> Do wykonania
1. Odpowiedz krótko na pytania do tekstu o nauce polskiego przez dzieci z Ukrainy:
(a) Ile dzieci z Ukrainy może według szacunków MEN dołączyć we wrześniu do polskich szkół?
(b) Jak według ekspertów te dzieci powinny uczyć się języka polskiego?
(c) Jaką funkcję pełni dr Jędrzej Witkowski?
2. Podaj dalszy ciąg tekstu o nauce polskiego przez dzieci z Ukrainy, zaczynając po jego ostatnim zdaniu.

Według szacunków MEN we wrześniu do polskich szkół może dołączyć od 20 do 40 tys. dzieci z Ukrainy. Według założeń strony ukraińskiej będzie to nawet 160 tys. uczniów. Te dzieci mają prawo m.in. do bezpłatnych lekcji języka polskiego. Ale... nie wiadomo, kto i za co ma ich uczyć.

Reklama

Język polski jak język obcy

Zdaniem ekspertów ukraińskie dzieci podlegające w Polsce obowiązkowi szkolnemu powinny uczyć się języka polskiego jako języka obcego. A to wymaga określenia kwalifikacji nauczycieli oraz stworzenia podstawy programowej.

„[Nauka języka polskiego] to obecnie jedyny przedmiot, który nie ma podstawy programowej. W związku z tym nie ma też określonych kwalifikacji nauczycieli, którzy powinni go uczyć, nie ma podręczników dopuszczonych przez MEN i ich finansowania” − powiedział prezes Centrum Edukacji Obywatelskiej, dr Jędrzej Witkowski.

> Wiersze danych

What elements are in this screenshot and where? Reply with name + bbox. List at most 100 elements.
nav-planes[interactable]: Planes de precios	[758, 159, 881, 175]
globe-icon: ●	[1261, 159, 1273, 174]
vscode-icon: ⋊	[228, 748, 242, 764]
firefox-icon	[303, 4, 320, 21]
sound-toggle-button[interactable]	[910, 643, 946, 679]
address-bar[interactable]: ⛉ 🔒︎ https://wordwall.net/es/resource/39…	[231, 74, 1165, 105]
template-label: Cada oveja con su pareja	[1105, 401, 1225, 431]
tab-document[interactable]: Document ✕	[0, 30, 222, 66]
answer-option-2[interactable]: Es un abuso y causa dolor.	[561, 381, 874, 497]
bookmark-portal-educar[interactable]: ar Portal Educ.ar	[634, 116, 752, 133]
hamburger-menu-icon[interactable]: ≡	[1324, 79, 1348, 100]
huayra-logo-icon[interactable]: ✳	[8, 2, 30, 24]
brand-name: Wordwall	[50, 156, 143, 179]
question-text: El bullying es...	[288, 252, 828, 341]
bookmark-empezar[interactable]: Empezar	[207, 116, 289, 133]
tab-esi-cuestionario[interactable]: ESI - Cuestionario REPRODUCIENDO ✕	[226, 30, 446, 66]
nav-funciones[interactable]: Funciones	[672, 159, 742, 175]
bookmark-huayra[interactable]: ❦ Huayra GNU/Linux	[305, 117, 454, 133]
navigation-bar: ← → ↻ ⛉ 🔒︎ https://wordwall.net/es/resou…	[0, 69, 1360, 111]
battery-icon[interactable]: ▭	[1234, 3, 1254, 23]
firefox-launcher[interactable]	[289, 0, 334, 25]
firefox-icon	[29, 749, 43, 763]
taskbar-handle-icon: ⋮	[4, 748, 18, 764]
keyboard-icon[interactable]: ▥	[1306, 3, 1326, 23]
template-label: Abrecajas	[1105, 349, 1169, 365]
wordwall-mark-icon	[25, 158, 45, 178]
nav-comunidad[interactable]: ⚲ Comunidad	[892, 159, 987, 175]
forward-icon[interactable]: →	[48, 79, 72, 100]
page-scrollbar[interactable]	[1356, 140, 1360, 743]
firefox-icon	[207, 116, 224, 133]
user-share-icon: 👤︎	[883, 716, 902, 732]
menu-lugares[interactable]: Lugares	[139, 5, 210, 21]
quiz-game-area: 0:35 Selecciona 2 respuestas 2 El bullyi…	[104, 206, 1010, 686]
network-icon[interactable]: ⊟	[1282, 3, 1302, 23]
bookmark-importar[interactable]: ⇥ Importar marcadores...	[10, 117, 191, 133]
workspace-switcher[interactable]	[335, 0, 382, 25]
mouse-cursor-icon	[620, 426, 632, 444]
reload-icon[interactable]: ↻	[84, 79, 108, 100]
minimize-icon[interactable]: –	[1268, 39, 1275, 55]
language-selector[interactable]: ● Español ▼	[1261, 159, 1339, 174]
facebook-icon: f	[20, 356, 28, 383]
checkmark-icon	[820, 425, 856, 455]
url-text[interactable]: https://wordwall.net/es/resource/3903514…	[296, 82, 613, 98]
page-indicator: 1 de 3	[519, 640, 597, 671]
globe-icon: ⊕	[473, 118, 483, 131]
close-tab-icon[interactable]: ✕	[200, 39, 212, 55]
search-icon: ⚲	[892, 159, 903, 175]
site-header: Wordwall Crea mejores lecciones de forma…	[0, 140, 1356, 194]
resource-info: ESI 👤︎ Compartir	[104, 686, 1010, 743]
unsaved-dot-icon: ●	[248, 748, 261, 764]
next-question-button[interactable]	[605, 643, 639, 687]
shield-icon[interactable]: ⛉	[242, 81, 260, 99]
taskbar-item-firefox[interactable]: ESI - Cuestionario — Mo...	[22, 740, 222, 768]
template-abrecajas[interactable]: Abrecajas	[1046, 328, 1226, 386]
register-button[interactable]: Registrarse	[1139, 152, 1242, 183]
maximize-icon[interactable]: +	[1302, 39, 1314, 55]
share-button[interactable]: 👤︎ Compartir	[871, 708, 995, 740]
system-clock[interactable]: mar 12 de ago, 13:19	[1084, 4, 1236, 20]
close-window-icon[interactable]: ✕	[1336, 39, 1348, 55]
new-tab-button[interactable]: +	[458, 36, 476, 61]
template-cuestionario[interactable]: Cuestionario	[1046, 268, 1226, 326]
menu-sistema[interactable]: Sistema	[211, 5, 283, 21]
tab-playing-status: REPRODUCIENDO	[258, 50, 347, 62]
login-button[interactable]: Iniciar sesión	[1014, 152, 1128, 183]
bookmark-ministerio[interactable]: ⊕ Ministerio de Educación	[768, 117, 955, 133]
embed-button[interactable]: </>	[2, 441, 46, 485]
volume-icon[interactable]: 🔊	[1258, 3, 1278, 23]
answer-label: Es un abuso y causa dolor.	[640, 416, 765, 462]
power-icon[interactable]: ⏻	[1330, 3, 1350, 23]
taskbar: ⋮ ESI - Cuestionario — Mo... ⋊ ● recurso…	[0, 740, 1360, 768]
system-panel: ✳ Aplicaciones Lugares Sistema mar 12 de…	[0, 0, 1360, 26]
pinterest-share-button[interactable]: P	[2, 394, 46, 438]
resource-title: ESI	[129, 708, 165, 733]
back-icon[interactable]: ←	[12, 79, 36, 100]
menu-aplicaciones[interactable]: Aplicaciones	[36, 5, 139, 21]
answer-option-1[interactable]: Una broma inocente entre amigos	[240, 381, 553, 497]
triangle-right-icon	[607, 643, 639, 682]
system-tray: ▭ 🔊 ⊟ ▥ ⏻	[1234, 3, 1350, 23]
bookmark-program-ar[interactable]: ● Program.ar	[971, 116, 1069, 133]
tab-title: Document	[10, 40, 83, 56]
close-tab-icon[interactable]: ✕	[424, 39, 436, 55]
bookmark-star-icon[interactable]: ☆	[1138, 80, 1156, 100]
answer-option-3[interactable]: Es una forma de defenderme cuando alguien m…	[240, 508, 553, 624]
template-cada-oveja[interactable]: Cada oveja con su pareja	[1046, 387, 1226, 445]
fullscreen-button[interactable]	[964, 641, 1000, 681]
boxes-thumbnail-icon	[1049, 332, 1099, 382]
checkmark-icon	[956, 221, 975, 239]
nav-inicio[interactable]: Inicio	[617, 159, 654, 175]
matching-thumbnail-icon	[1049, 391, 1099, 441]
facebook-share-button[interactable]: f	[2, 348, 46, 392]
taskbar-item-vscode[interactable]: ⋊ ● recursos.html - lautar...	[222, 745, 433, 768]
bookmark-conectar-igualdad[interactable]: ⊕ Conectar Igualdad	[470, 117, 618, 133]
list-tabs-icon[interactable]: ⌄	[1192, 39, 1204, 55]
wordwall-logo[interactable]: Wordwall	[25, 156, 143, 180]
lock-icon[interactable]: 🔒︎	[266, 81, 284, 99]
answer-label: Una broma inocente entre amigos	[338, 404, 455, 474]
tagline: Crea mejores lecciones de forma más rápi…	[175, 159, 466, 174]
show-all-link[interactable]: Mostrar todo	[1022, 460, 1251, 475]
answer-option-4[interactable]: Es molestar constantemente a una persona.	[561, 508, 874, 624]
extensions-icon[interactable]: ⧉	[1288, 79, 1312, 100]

> Odpowiedzi do zadań
1.
(a) Od 20 do 40 tys.
(b) Jako języka obcego.
(c) Jest prezesem Centrum Edukacji Obywatelskiej.

2.
Wiadomo, że do tej pory z nauki języka polskiego korzystało ok. 60 proc. ukraińskich uczniów.

Kto zapłaci asystentom międzykulturowym?

Nauka języka polskiego oraz jej finansowanie to nie wszystko. Od września w szkołach mają pojawić się tzw. asystenci międzykulturowi, których zadaniem będzie wspomaganie uczniów z Ukrainy. To efekt nowelizacji specustawy dotyczącej pomocy obywatelom Ukrainy. Problem polega na tym, że ministerstwo edukacji planuje przekazać samorządom dodatkowe pieniądze na ten cel dopiero w styczniu.

Zobacz także

„Resort edukacji nie przewidział dodatkowych funduszy na zatrudnienie asystentów. Po prostu dodano ich do katalogu stanowisk pracy w procedowanym przez MRPiPS projekcie zmian rozporządzenia ws. wynagradzania pracowników samorządowych, zakładając, że pieniądze zagwarantowano w Funduszu Pomocy” − podaje DGP.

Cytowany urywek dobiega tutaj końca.